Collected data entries
▬▬▬▬▬▬
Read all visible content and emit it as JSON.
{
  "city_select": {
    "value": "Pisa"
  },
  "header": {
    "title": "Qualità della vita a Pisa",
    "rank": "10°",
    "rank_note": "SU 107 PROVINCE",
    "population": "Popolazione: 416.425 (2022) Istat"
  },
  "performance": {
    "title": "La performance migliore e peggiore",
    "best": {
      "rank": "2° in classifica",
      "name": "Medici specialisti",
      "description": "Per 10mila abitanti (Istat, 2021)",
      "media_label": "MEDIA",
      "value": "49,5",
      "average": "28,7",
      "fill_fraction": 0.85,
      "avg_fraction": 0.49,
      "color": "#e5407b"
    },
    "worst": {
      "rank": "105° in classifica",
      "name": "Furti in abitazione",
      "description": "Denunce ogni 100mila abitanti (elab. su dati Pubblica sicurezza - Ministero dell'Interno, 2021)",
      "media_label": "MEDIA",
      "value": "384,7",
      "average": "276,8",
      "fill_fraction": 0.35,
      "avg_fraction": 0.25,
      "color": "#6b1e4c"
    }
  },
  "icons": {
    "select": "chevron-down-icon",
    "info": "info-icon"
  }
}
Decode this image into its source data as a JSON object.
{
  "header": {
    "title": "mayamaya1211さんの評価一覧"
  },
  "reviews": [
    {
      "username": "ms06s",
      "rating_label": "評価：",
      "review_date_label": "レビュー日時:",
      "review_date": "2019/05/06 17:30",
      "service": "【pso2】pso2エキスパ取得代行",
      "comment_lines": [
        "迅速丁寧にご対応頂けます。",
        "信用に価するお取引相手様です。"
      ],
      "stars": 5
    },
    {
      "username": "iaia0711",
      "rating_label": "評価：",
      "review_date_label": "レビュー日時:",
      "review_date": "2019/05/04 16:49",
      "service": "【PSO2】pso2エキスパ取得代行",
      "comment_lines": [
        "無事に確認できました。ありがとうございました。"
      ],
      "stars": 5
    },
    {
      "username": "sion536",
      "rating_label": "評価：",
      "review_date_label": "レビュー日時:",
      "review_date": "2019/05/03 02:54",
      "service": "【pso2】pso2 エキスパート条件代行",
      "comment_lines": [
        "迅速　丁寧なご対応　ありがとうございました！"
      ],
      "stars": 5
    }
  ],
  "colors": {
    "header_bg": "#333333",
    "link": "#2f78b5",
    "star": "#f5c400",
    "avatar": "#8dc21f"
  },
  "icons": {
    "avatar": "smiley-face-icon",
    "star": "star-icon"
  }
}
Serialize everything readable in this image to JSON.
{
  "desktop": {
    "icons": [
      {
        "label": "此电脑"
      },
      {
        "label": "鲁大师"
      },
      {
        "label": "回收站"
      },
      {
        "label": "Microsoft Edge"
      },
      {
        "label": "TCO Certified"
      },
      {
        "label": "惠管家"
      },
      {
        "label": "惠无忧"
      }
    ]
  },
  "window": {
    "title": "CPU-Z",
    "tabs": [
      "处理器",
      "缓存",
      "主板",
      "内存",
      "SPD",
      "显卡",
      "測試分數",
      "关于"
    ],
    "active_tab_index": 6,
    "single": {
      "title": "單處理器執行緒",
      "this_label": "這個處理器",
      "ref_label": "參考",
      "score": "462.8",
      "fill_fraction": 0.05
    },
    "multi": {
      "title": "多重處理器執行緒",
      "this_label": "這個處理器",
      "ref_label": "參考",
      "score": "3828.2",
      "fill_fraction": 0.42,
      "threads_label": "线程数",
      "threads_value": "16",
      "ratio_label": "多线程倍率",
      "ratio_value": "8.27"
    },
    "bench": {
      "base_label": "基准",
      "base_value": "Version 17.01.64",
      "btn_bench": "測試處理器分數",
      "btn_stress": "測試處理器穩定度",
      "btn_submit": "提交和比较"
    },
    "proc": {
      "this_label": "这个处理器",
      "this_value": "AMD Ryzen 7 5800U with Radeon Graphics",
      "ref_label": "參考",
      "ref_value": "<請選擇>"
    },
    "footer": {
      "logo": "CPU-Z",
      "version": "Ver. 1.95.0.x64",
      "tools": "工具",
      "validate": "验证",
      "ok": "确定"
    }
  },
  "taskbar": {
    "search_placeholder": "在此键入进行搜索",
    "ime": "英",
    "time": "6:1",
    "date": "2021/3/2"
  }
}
▬▬▬▬▬▬
Directions for this task
Give back exactly the lines running from the line containing "Serialize everything readable" through the end of the material above, both included, and nothing beyond them.

Solution for this exercise
Serialize everything readable in this image to JSON.
{
  "desktop": {
    "icons": [
      {
        "label": "此电脑"
      },
      {
        "label": "鲁大师"
      },
      {
        "label": "回收站"
      },
      {
        "label": "Microsoft Edge"
      },
      {
        "label": "TCO Certified"
      },
      {
        "label": "惠管家"
      },
      {
        "label": "惠无忧"
      }
    ]
  },
  "window": {
    "title": "CPU-Z",
    "tabs": [
      "处理器",
      "缓存",
      "主板",
      "内存",
      "SPD",
      "显卡",
      "測試分數",
      "关于"
    ],
    "active_tab_index": 6,
    "single": {
      "title": "單處理器執行緒",
      "this_label": "這個處理器",
      "ref_label": "參考",
      "score": "462.8",
      "fill_fraction": 0.05
    },
    "multi": {
      "title": "多重處理器執行緒",
      "this_label": "這個處理器",
      "ref_label": "參考",
      "score": "3828.2",
      "fill_fraction": 0.42,
      "threads_label": "线程数",
      "threads_value": "16",
      "ratio_label": "多线程倍率",
      "ratio_value": "8.27"
    },
    "bench": {
      "base_label": "基准",
      "base_value": "Version 17.01.64",
      "btn_bench": "測試處理器分數",
      "btn_stress": "測試處理器穩定度",
      "btn_submit": "提交和比较"
    },
    "proc": {
      "this_label": "这个处理器",
      "this_value": "AMD Ryzen 7 5800U with Radeon Graphics",
      "ref_label": "參考",
      "ref_value": "<請選擇>"
    },
    "footer": {
      "logo": "CPU-Z",
      "version": "Ver. 1.95.0.x64",
      "tools": "工具",
      "validate": "验证",
      "ok": "确定"
    }
  },
  "taskbar": {
    "search_placeholder": "在此键入进行搜索",
    "ime": "英",
    "time": "6:1",
    "date": "2021/3/2"
  }
}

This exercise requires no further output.